* Data supplied:
%%

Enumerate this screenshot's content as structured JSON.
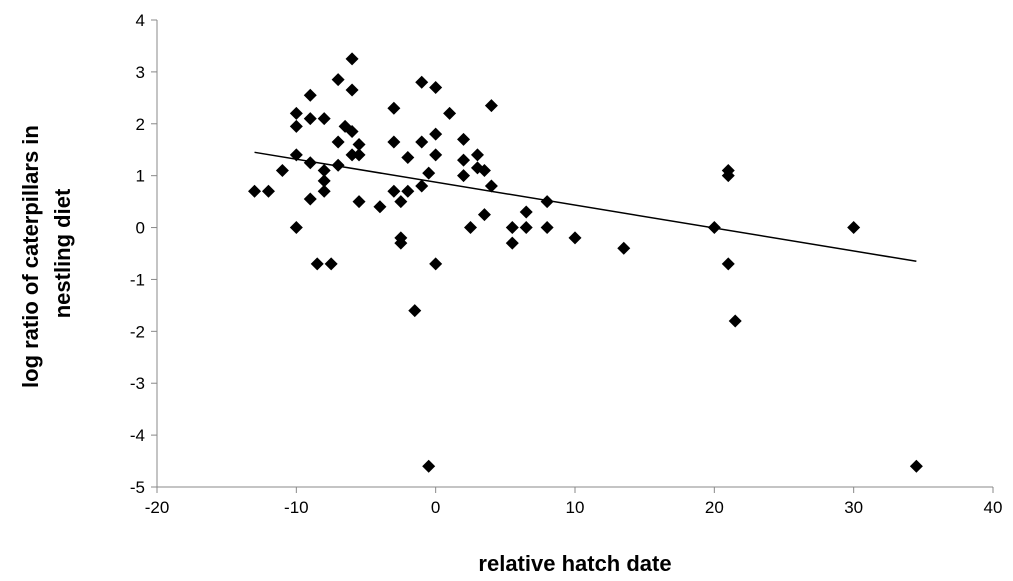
{
  "chart_data": {
    "type": "scatter",
    "title": "",
    "xlabel": "relative hatch date",
    "ylabel_lines": [
      "log ratio of caterpillars in",
      "nestling diet"
    ],
    "xlim": [
      -20,
      40
    ],
    "ylim": [
      -5,
      4
    ],
    "xticks": [
      -20,
      -10,
      0,
      10,
      20,
      30,
      40
    ],
    "yticks": [
      -5,
      -4,
      -3,
      -2,
      -1,
      0,
      1,
      2,
      3,
      4
    ],
    "grid": false,
    "legend": "none",
    "marker": "diamond",
    "marker_color": "#000000",
    "series": [
      {
        "points": [
          [
            -13,
            0.7
          ],
          [
            -12,
            0.7
          ],
          [
            -11,
            1.1
          ],
          [
            -10,
            2.2
          ],
          [
            -10,
            1.95
          ],
          [
            -10,
            1.4
          ],
          [
            -10,
            0.0
          ],
          [
            -9,
            2.55
          ],
          [
            -9,
            2.1
          ],
          [
            -9,
            1.25
          ],
          [
            -9,
            0.55
          ],
          [
            -8.5,
            -0.7
          ],
          [
            -8,
            2.1
          ],
          [
            -8,
            1.1
          ],
          [
            -8,
            0.9
          ],
          [
            -8,
            0.7
          ],
          [
            -7.5,
            -0.7
          ],
          [
            -7,
            2.85
          ],
          [
            -7,
            1.65
          ],
          [
            -7,
            1.2
          ],
          [
            -6.5,
            1.95
          ],
          [
            -6,
            3.25
          ],
          [
            -6,
            2.65
          ],
          [
            -6,
            1.85
          ],
          [
            -6,
            1.4
          ],
          [
            -5.5,
            1.6
          ],
          [
            -5.5,
            1.4
          ],
          [
            -5.5,
            0.5
          ],
          [
            -4,
            0.4
          ],
          [
            -3,
            2.3
          ],
          [
            -3,
            1.65
          ],
          [
            -3,
            0.7
          ],
          [
            -2.5,
            0.5
          ],
          [
            -2.5,
            -0.2
          ],
          [
            -2.5,
            -0.3
          ],
          [
            -2,
            1.35
          ],
          [
            -2,
            0.7
          ],
          [
            -1.5,
            -1.6
          ],
          [
            -1,
            2.8
          ],
          [
            -1,
            1.65
          ],
          [
            -1,
            0.8
          ],
          [
            -0.5,
            1.05
          ],
          [
            -0.5,
            -4.6
          ],
          [
            0,
            2.7
          ],
          [
            0,
            1.8
          ],
          [
            0,
            1.4
          ],
          [
            0,
            -0.7
          ],
          [
            1,
            2.2
          ],
          [
            2,
            1.7
          ],
          [
            2,
            1.3
          ],
          [
            2,
            1.0
          ],
          [
            2.5,
            0.0
          ],
          [
            3,
            1.4
          ],
          [
            3,
            1.15
          ],
          [
            3.5,
            1.1
          ],
          [
            3.5,
            0.25
          ],
          [
            4,
            2.35
          ],
          [
            4,
            0.8
          ],
          [
            5.5,
            0.0
          ],
          [
            5.5,
            -0.3
          ],
          [
            6.5,
            0.3
          ],
          [
            6.5,
            0.0
          ],
          [
            8,
            0.5
          ],
          [
            8,
            0.0
          ],
          [
            10,
            -0.2
          ],
          [
            13.5,
            -0.4
          ],
          [
            20,
            0.0
          ],
          [
            21,
            1.1
          ],
          [
            21,
            1.0
          ],
          [
            21,
            -0.7
          ],
          [
            21.5,
            -1.8
          ],
          [
            30,
            0.0
          ],
          [
            34.5,
            -4.6
          ]
        ]
      }
    ],
    "trendline": {
      "x": [
        -13,
        34.5
      ],
      "y": [
        1.45,
        -0.65
      ],
      "color": "#000000"
    }
  }
}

%%

In your copy of the records, include no pictures; repeat everything else exactly.

* Completed exercise:
Enumerate this screenshot's content as structured JSON.
{
  "chart_data": {
    "type": "scatter",
    "title": "",
    "xlabel": "relative hatch date",
    "ylabel_lines": [
      "log ratio of caterpillars in",
      "nestling diet"
    ],
    "xlim": [
      -20,
      40
    ],
    "ylim": [
      -5,
      4
    ],
    "xticks": [
      -20,
      -10,
      0,
      10,
      20,
      30,
      40
    ],
    "yticks": [
      -5,
      -4,
      -3,
      -2,
      -1,
      0,
      1,
      2,
      3,
      4
    ],
    "grid": false,
    "legend": "none",
    "marker": "diamond",
    "marker_color": "#000000",
    "series": [
      {
        "points": [
          [
            -13,
            0.7
          ],
          [
            -12,
            0.7
          ],
          [
            -11,
            1.1
          ],
          [
            -10,
            2.2
          ],
          [
            -10,
            1.95
          ],
          [
            -10,
            1.4
          ],
          [
            -10,
            0.0
          ],
          [
            -9,
            2.55
          ],
          [
            -9,
            2.1
          ],
          [
            -9,
            1.25
          ],
          [
            -9,
            0.55
          ],
          [
            -8.5,
            -0.7
          ],
          [
            -8,
            2.1
          ],
          [
            -8,
            1.1
          ],
          [
            -8,
            0.9
          ],
          [
            -8,
            0.7
          ],
          [
            -7.5,
            -0.7
          ],
          [
            -7,
            2.85
          ],
          [
            -7,
            1.65
          ],
          [
            -7,
            1.2
          ],
          [
            -6.5,
            1.95
          ],
          [
            -6,
            3.25
          ],
          [
            -6,
            2.65
          ],
          [
            -6,
            1.85
          ],
          [
            -6,
            1.4
          ],
          [
            -5.5,
            1.6
          ],
          [
            -5.5,
            1.4
          ],
          [
            -5.5,
            0.5
          ],
          [
            -4,
            0.4
          ],
          [
            -3,
            2.3
          ],
          [
            -3,
            1.65
          ],
          [
            -3,
            0.7
          ],
          [
            -2.5,
            0.5
          ],
          [
            -2.5,
            -0.2
          ],
          [
            -2.5,
            -0.3
          ],
          [
            -2,
            1.35
          ],
          [
            -2,
            0.7
          ],
          [
            -1.5,
            -1.6
          ],
          [
            -1,
            2.8
          ],
          [
            -1,
            1.65
          ],
          [
            -1,
            0.8
          ],
          [
            -0.5,
            1.05
          ],
          [
            -0.5,
            -4.6
          ],
          [
            0,
            2.7
          ],
          [
            0,
            1.8
          ],
          [
            0,
            1.4
          ],
          [
            0,
            -0.7
          ],
          [
            1,
            2.2
          ],
          [
            2,
            1.7
          ],
          [
            2,
            1.3
          ],
          [
            2,
            1.0
          ],
          [
            2.5,
            0.0
          ],
          [
            3,
            1.4
          ],
          [
            3,
            1.15
          ],
          [
            3.5,
            1.1
          ],
          [
            3.5,
            0.25
          ],
          [
            4,
            2.35
          ],
          [
            4,
            0.8
          ],
          [
            5.5,
            0.0
          ],
          [
            5.5,
            -0.3
          ],
          [
            6.5,
            0.3
          ],
          [
            6.5,
            0.0
          ],
          [
            8,
            0.5
          ],
          [
            8,
            0.0
          ],
          [
            10,
            -0.2
          ],
          [
            13.5,
            -0.4
          ],
          [
            20,
            0.0
          ],
          [
            21,
            1.1
          ],
          [
            21,
            1.0
          ],
          [
            21,
            -0.7
          ],
          [
            21.5,
            -1.8
          ],
          [
            30,
            0.0
          ],
          [
            34.5,
            -4.6
          ]
        ]
      }
    ],
    "trendline": {
      "x": [
        -13,
        34.5
      ],
      "y": [
        1.45,
        -0.65
      ],
      "color": "#000000"
    }
  }
}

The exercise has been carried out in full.